AVAILABLE DATA -

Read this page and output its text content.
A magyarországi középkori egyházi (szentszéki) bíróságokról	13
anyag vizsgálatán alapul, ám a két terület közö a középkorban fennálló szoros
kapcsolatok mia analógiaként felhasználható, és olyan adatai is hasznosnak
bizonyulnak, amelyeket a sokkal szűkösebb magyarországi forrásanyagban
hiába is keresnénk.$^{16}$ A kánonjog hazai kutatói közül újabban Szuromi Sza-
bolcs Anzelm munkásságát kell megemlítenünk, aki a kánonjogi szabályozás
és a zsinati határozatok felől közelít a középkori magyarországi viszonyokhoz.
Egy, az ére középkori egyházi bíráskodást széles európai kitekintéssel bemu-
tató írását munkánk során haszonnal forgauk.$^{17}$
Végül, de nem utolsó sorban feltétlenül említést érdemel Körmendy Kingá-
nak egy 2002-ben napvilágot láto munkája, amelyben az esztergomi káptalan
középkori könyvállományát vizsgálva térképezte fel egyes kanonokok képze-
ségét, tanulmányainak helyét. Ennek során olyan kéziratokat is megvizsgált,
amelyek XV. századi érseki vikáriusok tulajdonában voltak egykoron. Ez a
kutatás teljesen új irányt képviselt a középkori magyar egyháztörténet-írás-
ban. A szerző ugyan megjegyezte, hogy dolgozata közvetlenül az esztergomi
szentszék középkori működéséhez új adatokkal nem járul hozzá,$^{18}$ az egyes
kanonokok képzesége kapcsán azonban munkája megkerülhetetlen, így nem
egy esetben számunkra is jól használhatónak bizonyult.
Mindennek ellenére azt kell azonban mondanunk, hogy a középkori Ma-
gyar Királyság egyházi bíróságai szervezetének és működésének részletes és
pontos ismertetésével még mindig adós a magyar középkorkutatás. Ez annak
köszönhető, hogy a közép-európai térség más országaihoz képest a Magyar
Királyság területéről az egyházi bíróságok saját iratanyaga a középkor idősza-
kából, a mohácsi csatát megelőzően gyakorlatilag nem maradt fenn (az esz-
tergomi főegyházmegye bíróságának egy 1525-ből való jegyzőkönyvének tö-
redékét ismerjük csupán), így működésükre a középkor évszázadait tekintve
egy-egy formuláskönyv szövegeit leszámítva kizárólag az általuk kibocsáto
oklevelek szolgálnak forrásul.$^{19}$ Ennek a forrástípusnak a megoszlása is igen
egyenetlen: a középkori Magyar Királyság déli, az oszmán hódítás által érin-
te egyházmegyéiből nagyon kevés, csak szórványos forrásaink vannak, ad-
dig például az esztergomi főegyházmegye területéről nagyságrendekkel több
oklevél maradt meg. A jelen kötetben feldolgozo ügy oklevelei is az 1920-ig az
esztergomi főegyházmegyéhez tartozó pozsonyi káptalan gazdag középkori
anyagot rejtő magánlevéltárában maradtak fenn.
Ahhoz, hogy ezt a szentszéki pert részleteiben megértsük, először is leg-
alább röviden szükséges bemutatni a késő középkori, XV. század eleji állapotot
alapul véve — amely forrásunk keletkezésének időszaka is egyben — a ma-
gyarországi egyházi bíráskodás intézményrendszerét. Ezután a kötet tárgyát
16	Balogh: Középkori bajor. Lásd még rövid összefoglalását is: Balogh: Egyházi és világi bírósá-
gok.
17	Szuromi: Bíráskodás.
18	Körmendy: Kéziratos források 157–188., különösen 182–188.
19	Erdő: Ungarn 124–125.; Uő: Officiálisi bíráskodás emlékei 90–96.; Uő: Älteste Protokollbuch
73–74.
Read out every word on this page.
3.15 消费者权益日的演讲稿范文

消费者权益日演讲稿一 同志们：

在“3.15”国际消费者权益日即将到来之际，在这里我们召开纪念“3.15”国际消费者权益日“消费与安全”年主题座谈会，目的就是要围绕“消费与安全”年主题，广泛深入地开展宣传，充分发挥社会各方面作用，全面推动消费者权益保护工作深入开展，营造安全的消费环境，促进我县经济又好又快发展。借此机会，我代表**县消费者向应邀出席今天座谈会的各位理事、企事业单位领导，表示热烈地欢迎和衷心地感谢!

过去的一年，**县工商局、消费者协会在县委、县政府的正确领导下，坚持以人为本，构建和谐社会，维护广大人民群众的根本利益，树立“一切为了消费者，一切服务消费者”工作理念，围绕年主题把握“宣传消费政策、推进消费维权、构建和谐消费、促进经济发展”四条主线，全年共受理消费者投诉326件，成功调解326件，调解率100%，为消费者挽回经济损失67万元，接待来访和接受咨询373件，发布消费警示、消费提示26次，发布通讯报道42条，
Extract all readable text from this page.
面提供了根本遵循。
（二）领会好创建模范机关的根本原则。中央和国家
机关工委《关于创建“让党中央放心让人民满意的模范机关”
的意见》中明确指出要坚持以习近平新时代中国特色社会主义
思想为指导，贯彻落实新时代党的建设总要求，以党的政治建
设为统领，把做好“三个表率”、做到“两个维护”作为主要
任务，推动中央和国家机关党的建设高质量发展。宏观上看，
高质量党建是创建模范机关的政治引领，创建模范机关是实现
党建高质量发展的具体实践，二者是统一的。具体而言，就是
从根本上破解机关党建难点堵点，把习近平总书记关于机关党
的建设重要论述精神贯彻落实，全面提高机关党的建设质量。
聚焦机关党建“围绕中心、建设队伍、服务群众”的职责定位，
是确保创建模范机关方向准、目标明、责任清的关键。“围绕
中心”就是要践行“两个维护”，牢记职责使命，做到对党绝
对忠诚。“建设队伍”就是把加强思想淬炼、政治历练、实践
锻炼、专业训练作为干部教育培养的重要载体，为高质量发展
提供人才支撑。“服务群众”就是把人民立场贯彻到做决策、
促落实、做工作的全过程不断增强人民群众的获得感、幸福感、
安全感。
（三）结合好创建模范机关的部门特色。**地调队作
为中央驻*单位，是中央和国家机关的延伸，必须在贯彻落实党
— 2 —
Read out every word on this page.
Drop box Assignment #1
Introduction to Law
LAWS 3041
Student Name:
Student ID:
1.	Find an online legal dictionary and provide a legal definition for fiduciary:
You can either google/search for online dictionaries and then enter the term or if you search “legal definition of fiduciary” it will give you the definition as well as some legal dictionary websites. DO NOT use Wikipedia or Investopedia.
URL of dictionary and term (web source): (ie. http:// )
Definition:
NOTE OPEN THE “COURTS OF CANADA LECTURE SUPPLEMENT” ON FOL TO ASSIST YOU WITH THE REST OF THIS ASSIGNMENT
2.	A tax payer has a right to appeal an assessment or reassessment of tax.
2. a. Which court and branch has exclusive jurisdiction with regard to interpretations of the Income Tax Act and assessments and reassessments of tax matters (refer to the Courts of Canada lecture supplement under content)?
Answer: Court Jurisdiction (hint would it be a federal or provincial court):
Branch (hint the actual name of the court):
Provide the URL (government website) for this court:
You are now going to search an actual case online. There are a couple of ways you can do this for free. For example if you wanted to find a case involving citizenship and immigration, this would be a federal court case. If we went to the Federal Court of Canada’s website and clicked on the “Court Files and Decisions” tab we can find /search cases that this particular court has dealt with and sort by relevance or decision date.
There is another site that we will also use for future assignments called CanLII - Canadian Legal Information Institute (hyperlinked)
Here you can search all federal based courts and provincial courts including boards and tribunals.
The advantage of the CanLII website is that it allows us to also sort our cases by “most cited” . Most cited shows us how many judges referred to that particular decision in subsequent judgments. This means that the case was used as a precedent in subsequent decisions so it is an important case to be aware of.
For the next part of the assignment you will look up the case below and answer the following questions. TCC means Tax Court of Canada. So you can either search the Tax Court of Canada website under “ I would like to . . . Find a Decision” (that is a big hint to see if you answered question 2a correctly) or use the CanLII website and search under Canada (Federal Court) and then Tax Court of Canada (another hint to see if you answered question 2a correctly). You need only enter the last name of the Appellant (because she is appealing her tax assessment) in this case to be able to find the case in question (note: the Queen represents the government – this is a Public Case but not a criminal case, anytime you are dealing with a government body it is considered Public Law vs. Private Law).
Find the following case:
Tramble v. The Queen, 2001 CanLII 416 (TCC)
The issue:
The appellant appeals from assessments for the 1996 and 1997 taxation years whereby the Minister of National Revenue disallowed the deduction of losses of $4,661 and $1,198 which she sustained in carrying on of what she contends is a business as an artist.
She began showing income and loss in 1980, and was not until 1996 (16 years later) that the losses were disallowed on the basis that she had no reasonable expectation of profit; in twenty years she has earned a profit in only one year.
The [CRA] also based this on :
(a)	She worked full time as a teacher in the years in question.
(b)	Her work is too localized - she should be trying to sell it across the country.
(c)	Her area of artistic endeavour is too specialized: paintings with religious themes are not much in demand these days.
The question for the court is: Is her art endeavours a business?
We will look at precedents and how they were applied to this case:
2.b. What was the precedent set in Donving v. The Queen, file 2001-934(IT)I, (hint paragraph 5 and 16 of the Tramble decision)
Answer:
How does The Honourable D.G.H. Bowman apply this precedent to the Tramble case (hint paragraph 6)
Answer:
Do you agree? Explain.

SET TASK - Track down the lines that include the word "another" and copy them.

SOLVED PROBLEM -
There is another site that we will also use for future assignments called CanLII - Canadian Legal Information Institute (hyperlinked)
For the next part of the assignment you will look up the case below and answer the following questions. TCC means Tax Court of Canada. So you can either search the Tax Court of Canada website under “ I would like to . . . Find a Decision” (that is a big hint to see if you answered question 2a correctly) or use the CanLII website and search under Canada (Federal Court) and then Tax Court of Canada (another hint to see if you answered question 2a correctly). You need only enter the last name of the Appellant (because she is appealing her tax assessment) in this case to be able to find the case in question (note: the Queen represents the government – this is a Public Case but not a criminal case, anytime you are dealing with a government body it is considered Public Law vs. Private Law).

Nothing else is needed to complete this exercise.